▶ [MARCHE À SUIVRE]:
D'après l'extrait du document, en quelle année Benazir Bhutto a-t-elle été élue Premier ministre ?

### EXTRAIT DU DOCUMENT

Benazir Bhutto et moi

Je me souviens très bien la seule fois que j’ai rencontrée Benazir Bhutto. 1992: une soirée, une grande réception au consulat Américain. J’étais étudiante aux Etats-Unis, mais je revenais à Karachi chaque année pendant les vacances d’été.

Je suis allée à la soirée avec mon père, qui était ministre. Il parlait à une dame grande, belle, charismatique. Il m’a appelé pour me presenter à ce personnage. «Bina, dit-il, je te présente Madame Benazir Bhutto. Madame Bhutto, voici ma fille, Bina. Elle est étudiante à Massachusetts, comme vous l’étiez.

J’étais abasourdie. C’est Benazir, la femme la plus connue du Pakistan, peut-être du monde, après la princesse Diana. Premier ministre élue en 1988, la seule et la premiere femme d’un pays musulman à accéder à ce poste. Eduquée à Harvard et Oxford, fille du premier ministre Zulfikar Ali Bhutto, qui a été pendu par le dictateur le Général Zia.  En tant que jeune femme elle s’est mise en danger pour renverser le dictateur. Elle a réussit à gagner sa place dans les annals. Elle est en face de moi. Elle a 39 ans.

######
### EXTRAITS DU MATÉRIEL

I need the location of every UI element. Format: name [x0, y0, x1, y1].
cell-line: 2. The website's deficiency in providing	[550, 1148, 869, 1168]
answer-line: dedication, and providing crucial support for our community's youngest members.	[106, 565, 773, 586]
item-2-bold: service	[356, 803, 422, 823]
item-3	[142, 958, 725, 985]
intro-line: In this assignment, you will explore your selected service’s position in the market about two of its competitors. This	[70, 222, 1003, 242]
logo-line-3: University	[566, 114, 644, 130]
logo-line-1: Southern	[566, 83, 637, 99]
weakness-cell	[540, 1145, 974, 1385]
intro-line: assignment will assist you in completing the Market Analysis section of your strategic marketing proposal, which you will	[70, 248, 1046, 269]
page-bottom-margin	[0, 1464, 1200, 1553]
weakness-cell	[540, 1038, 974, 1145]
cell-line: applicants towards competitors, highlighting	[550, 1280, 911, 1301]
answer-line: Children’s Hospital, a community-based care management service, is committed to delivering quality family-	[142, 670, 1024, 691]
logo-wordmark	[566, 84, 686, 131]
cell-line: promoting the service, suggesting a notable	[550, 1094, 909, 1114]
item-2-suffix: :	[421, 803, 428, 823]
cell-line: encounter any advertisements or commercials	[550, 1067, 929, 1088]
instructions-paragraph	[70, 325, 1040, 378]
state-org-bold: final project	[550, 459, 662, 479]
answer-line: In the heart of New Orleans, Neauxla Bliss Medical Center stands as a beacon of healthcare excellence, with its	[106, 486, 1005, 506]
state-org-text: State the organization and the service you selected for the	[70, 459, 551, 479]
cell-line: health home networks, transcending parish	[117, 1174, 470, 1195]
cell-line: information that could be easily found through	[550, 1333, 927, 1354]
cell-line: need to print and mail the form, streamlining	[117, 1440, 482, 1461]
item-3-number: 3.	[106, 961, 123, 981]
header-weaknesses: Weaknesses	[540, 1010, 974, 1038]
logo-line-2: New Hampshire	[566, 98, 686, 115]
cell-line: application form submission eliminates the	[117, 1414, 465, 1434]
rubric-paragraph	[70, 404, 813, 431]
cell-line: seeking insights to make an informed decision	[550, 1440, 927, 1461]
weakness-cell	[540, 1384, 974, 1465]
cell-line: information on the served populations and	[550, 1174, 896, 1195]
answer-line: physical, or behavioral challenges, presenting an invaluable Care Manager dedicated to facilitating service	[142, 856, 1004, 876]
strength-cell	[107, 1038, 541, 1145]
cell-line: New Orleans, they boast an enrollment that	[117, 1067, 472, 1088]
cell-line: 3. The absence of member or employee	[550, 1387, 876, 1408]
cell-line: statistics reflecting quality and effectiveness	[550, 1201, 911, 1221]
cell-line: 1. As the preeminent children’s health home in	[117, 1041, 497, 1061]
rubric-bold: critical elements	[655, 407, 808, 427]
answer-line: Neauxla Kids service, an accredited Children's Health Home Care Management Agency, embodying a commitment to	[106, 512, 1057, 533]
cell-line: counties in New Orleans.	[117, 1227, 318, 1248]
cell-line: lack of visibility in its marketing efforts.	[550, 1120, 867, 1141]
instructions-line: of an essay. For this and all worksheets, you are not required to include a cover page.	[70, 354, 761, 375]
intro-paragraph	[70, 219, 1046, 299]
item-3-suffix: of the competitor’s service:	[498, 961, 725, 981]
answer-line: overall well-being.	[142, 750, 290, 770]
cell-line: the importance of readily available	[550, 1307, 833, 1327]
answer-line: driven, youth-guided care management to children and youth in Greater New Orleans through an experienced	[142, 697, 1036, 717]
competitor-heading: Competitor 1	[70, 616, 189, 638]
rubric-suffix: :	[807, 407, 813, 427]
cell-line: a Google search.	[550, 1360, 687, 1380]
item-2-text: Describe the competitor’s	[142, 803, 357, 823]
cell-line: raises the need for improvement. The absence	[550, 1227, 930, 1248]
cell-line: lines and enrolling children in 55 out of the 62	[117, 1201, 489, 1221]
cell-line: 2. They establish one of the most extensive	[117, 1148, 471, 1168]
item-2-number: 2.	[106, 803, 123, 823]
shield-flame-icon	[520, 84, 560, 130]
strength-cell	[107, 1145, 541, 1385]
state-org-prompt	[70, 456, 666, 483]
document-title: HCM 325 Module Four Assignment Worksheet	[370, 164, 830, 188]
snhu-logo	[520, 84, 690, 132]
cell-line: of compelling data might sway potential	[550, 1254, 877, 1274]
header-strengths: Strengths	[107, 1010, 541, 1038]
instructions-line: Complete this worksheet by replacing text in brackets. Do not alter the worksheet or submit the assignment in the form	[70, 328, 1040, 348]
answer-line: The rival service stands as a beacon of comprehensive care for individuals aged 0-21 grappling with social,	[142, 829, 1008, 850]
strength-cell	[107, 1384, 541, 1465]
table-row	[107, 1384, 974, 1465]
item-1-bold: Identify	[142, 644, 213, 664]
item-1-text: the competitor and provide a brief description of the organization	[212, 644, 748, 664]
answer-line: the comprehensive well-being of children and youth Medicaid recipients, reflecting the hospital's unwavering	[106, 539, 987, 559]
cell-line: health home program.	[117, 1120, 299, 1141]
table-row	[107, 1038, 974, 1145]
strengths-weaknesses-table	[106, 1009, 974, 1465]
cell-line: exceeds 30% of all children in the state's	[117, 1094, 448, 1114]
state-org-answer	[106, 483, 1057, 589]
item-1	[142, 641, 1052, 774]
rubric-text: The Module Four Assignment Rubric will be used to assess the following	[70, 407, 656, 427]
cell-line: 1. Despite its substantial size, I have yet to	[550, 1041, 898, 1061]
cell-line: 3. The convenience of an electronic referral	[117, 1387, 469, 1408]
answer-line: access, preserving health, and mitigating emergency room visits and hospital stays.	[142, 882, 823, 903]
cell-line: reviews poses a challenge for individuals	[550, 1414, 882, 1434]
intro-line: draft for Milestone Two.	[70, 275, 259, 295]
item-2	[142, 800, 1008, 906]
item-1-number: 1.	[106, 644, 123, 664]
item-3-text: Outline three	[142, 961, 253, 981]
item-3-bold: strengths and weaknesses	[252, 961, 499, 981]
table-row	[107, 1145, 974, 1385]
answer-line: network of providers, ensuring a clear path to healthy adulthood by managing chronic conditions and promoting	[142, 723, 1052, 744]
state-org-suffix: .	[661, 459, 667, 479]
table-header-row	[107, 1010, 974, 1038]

######

▶ [RÉPONSE ATTENDUE]:
En 1988.